• **Entries supplied**
⁂

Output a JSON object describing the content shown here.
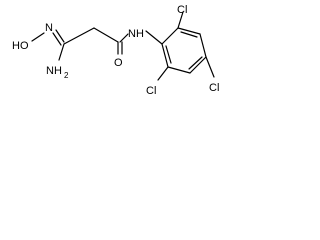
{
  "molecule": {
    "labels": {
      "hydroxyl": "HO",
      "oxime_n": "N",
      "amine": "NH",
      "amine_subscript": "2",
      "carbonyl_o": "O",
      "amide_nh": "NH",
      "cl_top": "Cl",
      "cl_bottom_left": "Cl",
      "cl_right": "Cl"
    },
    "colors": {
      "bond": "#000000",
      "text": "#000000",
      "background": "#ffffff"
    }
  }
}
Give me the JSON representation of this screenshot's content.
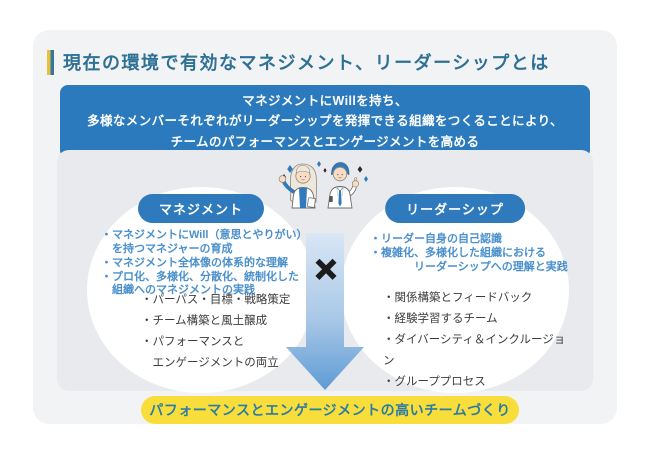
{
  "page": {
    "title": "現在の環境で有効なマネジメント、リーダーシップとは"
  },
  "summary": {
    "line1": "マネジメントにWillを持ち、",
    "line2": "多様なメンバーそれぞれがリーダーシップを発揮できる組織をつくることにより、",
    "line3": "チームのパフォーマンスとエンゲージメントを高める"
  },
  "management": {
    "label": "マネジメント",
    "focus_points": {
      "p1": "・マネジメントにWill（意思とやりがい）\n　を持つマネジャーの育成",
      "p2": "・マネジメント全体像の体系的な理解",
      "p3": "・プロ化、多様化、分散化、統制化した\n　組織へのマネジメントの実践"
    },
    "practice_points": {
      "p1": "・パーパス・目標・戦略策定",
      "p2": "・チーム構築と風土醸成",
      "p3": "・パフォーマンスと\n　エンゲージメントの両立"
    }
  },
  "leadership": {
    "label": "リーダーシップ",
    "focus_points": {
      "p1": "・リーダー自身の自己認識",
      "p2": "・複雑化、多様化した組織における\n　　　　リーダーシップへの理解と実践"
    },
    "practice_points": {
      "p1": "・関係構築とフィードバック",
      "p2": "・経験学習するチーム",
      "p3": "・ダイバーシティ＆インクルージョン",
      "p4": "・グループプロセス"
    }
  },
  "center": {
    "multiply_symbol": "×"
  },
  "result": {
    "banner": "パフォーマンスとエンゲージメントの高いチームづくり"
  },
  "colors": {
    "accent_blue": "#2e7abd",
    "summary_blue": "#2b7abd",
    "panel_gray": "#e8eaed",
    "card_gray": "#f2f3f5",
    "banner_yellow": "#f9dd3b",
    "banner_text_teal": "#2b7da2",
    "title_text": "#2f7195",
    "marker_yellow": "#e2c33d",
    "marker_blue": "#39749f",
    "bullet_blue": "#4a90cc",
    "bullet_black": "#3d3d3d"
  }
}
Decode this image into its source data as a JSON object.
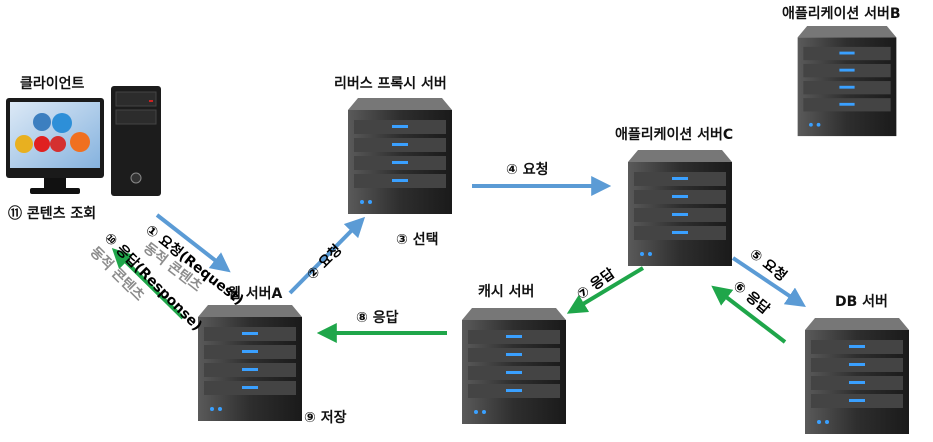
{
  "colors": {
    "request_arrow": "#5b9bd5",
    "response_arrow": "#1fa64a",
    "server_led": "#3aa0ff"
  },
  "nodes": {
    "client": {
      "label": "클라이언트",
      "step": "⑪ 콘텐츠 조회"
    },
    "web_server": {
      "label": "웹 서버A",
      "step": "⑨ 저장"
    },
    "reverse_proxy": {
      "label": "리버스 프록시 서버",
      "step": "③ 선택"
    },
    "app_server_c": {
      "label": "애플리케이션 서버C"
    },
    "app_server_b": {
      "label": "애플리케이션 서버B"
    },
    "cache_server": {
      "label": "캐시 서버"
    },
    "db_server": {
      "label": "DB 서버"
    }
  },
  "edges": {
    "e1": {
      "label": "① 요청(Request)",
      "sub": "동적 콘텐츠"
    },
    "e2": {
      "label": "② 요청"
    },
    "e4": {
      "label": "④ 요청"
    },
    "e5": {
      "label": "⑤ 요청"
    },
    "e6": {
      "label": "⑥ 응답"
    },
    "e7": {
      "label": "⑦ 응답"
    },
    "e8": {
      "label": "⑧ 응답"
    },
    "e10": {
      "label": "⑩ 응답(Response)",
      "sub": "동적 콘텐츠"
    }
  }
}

⁂

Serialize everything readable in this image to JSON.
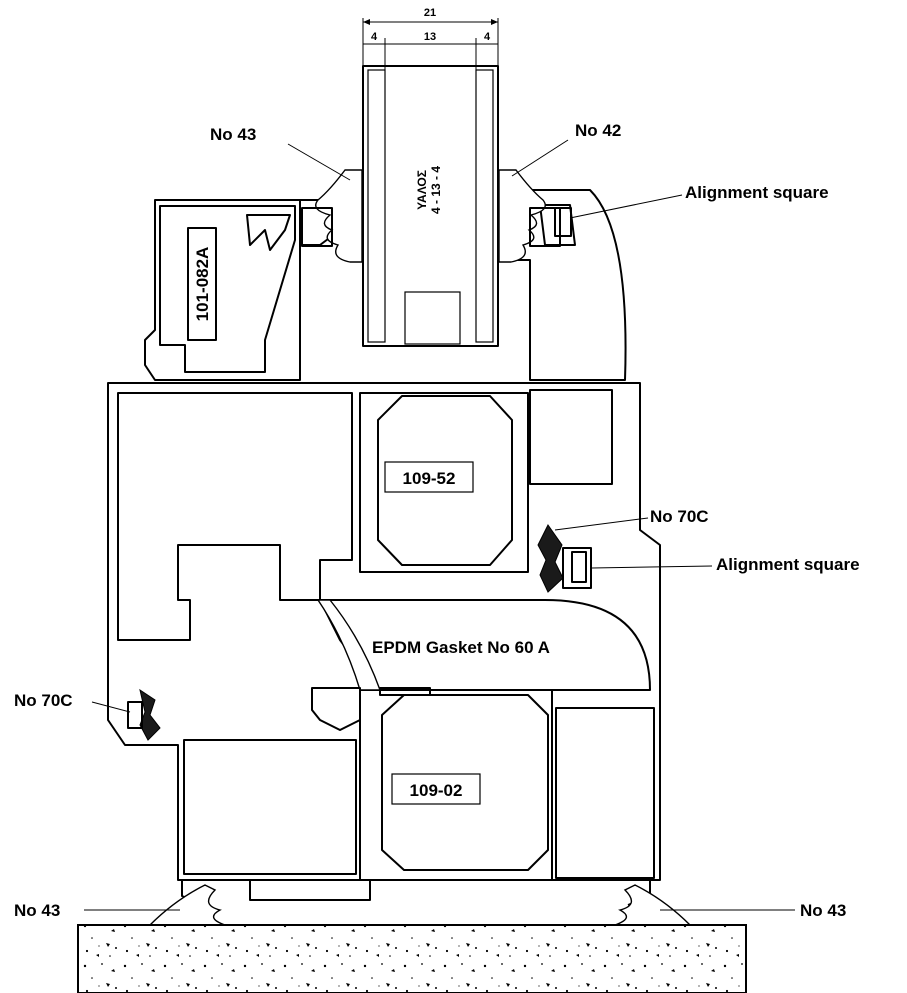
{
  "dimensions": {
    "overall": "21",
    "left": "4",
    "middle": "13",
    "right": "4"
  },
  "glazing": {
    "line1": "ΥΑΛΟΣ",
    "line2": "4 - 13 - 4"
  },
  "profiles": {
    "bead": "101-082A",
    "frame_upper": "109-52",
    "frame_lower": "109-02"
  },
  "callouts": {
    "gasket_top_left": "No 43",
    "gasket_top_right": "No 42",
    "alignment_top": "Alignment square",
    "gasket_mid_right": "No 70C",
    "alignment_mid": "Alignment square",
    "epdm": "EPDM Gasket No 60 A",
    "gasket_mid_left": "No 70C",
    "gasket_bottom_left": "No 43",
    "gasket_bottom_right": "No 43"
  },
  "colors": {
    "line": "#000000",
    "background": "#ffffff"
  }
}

⁂

• **What is asked**
Copy every line of the material in which the word "ffffff" occurs.

• **Solution for this problem**
      "background": "#ffffff"
    "background": "#ffffff"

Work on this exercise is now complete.